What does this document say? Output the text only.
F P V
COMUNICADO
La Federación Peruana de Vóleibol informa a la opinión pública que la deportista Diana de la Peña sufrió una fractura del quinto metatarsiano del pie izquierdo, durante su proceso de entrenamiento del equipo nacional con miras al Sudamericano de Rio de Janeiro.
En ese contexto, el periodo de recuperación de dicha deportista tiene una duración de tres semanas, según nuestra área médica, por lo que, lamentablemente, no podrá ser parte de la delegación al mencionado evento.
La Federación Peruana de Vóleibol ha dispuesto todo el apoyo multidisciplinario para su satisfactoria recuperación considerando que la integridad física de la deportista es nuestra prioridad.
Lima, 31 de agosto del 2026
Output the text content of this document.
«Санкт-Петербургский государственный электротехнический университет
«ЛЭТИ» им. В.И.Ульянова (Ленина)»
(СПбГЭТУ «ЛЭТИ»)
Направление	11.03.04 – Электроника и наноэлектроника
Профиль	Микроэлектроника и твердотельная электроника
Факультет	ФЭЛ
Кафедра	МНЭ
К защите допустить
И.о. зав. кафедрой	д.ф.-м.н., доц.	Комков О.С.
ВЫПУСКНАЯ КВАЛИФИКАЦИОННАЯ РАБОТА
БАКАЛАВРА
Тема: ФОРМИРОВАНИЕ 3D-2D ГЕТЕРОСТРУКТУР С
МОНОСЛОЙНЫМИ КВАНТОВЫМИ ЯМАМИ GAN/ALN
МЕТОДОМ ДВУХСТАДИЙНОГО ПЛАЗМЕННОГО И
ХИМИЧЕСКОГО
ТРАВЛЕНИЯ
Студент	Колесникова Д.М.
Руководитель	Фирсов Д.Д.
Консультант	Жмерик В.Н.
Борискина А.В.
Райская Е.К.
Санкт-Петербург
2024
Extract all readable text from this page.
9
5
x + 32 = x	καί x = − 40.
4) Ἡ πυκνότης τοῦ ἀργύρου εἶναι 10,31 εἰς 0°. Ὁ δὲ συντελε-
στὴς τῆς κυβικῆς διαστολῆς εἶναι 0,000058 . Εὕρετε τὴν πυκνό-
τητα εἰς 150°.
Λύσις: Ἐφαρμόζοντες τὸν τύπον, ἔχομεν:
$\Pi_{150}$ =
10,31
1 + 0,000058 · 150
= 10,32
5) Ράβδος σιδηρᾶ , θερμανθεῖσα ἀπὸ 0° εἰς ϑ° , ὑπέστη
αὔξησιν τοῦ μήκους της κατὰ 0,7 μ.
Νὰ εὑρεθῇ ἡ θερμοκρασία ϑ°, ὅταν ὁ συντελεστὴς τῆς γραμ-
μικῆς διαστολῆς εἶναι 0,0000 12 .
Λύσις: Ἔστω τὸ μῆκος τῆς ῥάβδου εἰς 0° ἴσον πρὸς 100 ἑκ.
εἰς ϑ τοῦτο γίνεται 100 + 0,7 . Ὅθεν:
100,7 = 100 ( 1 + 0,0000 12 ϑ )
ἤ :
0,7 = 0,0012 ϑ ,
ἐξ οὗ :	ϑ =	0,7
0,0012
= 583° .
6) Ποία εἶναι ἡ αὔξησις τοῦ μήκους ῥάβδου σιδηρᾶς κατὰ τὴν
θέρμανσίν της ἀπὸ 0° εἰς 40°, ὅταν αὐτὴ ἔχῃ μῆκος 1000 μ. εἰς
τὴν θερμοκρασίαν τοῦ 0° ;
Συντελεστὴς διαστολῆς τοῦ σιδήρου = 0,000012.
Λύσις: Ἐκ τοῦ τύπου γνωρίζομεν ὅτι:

→ **Exercise requirements**:
Identify the lines of the data that contain the word "Federación". Copy each of them.

→ **Finished exercise**:
La Federación Peruana de Vóleibol informa a la opinión pública que la deportista Diana de la Peña sufrió una fractura del quinto metatarsiano del pie izquierdo, durante su proceso de entrenamiento del equipo nacional con miras al Sudamericano de Rio de Janeiro.
La Federación Peruana de Vóleibol ha dispuesto todo el apoyo multidisciplinario para su satisfactoria recuperación considerando que la integridad física de la deportista es nuestra prioridad.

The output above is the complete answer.